Dataset items:
· · · · · · ·
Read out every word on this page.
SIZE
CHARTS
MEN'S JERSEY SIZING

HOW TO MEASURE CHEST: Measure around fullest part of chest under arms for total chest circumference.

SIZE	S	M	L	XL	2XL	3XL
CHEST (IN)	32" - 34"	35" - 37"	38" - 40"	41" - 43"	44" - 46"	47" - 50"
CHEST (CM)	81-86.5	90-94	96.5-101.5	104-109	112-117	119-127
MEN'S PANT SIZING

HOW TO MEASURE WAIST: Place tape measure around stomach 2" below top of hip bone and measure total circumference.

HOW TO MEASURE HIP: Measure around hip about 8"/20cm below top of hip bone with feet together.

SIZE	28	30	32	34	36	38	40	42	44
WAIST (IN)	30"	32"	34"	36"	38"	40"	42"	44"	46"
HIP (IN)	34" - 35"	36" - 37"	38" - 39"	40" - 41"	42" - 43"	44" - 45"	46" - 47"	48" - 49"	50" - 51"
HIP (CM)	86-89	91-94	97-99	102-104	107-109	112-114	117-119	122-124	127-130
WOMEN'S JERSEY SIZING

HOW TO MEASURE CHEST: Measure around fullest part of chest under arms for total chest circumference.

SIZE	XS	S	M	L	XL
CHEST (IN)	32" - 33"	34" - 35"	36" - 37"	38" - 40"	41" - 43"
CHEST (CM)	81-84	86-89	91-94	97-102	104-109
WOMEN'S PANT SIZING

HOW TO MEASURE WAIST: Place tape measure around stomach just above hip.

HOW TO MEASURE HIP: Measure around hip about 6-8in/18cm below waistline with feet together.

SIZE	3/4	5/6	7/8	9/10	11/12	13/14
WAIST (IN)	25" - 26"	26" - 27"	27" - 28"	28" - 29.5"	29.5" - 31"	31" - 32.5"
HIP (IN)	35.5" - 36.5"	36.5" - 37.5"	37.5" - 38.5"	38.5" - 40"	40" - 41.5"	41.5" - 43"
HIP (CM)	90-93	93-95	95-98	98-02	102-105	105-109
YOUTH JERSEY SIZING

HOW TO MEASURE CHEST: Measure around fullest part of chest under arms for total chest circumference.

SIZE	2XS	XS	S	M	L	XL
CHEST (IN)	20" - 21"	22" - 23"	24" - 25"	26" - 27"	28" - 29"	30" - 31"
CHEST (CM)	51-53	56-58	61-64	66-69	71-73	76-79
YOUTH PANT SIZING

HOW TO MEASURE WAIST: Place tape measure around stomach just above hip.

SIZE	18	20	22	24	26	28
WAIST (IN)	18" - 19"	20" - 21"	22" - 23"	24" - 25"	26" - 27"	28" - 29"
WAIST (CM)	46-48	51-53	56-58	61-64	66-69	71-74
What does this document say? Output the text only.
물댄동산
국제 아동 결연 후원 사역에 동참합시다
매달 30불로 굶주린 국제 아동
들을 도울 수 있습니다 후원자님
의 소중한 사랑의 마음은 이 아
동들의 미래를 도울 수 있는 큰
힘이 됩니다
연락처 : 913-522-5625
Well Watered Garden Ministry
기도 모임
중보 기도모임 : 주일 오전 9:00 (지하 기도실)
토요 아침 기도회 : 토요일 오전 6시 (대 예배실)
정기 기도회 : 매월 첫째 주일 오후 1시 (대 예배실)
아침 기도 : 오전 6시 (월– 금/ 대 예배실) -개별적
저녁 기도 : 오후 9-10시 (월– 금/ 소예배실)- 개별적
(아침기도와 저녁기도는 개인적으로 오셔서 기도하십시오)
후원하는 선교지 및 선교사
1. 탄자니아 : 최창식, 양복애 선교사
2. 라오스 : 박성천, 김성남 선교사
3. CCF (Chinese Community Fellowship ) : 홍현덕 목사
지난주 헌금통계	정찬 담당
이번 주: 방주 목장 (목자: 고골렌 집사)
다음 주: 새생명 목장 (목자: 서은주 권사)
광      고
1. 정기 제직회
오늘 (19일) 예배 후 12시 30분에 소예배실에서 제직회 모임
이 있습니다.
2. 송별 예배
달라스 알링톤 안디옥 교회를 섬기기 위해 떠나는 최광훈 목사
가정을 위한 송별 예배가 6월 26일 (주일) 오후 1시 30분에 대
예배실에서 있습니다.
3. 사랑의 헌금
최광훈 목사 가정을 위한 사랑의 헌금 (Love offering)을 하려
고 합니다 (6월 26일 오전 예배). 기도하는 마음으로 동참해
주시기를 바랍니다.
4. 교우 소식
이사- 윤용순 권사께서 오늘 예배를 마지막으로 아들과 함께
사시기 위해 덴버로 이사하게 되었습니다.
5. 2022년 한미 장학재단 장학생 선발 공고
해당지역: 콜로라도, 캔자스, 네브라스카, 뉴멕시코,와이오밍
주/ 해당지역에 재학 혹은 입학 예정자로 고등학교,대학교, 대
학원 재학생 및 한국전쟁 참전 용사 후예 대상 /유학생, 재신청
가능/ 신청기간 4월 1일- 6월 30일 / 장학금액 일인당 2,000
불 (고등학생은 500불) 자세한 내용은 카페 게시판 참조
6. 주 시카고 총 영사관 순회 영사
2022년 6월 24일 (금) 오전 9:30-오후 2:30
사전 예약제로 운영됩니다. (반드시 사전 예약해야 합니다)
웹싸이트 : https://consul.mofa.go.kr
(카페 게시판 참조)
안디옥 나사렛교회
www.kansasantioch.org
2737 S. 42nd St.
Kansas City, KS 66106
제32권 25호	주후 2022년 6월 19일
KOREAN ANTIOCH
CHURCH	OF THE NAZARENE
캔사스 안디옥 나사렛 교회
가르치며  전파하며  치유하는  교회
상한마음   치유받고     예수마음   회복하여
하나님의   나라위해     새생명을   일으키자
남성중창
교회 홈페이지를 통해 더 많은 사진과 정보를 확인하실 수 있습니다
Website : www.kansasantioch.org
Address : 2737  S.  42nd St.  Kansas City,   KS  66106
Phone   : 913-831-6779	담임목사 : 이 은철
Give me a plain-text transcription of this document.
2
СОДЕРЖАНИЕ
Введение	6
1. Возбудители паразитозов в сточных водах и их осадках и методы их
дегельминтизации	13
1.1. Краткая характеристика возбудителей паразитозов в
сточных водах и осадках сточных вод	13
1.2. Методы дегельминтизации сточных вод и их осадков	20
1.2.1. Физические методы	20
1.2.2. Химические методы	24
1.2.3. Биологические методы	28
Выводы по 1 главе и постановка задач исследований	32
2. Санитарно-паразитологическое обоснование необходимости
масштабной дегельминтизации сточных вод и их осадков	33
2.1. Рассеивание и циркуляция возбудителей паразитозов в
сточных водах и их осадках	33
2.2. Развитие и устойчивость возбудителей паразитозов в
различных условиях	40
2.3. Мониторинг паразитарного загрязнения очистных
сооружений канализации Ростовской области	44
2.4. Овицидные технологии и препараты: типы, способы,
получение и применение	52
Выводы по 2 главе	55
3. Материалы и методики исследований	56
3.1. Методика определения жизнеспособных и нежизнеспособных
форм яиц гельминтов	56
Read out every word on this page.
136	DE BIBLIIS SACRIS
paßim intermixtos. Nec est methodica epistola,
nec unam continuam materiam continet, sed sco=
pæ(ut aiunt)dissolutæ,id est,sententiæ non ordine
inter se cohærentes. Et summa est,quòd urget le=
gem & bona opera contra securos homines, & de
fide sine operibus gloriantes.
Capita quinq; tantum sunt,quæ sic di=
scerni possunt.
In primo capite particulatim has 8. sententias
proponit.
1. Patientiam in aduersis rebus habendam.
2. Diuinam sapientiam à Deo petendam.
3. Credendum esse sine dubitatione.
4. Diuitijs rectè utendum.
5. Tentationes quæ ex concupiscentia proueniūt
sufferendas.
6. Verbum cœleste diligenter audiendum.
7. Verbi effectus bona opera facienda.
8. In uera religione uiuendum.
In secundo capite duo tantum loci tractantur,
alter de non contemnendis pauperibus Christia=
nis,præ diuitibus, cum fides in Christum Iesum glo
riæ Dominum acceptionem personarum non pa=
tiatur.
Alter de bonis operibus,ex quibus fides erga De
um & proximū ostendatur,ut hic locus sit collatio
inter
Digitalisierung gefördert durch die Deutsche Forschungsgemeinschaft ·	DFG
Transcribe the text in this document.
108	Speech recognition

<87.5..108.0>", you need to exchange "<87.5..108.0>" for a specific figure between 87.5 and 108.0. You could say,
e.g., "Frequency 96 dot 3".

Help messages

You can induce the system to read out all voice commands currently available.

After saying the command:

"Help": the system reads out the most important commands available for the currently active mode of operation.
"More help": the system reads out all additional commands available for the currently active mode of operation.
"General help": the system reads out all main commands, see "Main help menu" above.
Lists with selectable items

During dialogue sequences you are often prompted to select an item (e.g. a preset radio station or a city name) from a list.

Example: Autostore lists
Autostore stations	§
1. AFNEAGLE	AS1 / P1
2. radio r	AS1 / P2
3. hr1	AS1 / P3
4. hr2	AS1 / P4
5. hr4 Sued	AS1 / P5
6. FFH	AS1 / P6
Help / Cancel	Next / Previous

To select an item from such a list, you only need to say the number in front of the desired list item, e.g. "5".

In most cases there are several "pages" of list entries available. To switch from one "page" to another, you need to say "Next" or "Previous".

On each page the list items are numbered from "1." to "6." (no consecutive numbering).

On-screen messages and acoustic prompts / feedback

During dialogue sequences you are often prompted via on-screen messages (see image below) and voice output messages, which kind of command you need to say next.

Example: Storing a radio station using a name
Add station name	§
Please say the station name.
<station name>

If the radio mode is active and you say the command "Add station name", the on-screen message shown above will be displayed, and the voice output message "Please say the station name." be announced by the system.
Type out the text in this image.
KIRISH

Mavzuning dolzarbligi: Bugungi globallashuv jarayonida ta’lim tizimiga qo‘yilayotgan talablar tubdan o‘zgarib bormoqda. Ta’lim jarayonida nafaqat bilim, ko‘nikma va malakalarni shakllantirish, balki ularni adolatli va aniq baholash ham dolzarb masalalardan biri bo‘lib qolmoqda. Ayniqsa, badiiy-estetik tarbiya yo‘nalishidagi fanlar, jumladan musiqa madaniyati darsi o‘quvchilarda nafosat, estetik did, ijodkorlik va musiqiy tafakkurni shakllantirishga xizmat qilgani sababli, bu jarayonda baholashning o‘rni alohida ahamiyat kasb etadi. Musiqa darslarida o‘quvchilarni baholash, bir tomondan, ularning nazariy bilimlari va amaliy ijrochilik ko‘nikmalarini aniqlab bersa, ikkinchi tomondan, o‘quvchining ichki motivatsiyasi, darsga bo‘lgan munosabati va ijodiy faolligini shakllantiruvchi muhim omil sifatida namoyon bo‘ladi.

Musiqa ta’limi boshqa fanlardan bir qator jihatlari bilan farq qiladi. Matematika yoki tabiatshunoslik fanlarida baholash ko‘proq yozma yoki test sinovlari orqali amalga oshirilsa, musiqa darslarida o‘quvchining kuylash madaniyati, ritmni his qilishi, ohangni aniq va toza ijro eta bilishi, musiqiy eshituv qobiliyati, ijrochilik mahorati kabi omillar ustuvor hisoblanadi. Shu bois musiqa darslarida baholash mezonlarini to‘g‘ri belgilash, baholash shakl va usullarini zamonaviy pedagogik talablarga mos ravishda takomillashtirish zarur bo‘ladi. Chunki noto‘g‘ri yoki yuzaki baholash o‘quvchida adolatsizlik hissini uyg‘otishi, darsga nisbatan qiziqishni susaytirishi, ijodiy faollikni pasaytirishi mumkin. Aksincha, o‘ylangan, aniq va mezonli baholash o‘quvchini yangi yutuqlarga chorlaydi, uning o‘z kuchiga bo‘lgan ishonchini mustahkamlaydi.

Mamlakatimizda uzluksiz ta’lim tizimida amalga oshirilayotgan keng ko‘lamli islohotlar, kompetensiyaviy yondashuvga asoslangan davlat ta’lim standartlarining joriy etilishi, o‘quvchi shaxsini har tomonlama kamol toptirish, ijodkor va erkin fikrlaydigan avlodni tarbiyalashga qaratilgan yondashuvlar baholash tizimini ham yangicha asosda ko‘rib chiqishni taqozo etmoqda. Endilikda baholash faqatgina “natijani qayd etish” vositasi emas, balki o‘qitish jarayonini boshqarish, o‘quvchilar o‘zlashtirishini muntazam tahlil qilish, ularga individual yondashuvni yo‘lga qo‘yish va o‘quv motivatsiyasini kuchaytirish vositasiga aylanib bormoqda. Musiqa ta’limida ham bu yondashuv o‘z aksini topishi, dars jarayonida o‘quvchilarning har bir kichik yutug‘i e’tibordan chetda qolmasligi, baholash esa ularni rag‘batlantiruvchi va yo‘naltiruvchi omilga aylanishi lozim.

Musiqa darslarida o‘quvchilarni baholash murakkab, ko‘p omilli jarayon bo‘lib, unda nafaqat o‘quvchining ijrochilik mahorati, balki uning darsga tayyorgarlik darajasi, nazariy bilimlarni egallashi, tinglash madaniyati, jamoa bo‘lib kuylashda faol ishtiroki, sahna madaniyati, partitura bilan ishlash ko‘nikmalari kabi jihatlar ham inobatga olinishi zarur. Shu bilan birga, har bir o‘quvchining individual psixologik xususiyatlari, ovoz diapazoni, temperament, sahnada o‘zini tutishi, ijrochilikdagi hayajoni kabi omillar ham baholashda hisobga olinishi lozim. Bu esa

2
· · · · · · ·
▶ WHAT YOU HAVE TO DO
Find all lines holding the string "sequences" and copy them.

▶ FINISHED EXERCISE
During dialogue sequences you are often prompted to select an item (e.g. a preset radio station or a city name) from a list.
During dialogue sequences you are often prompted via on-screen messages (see image below) and voice output messages, which kind of command you need to say next.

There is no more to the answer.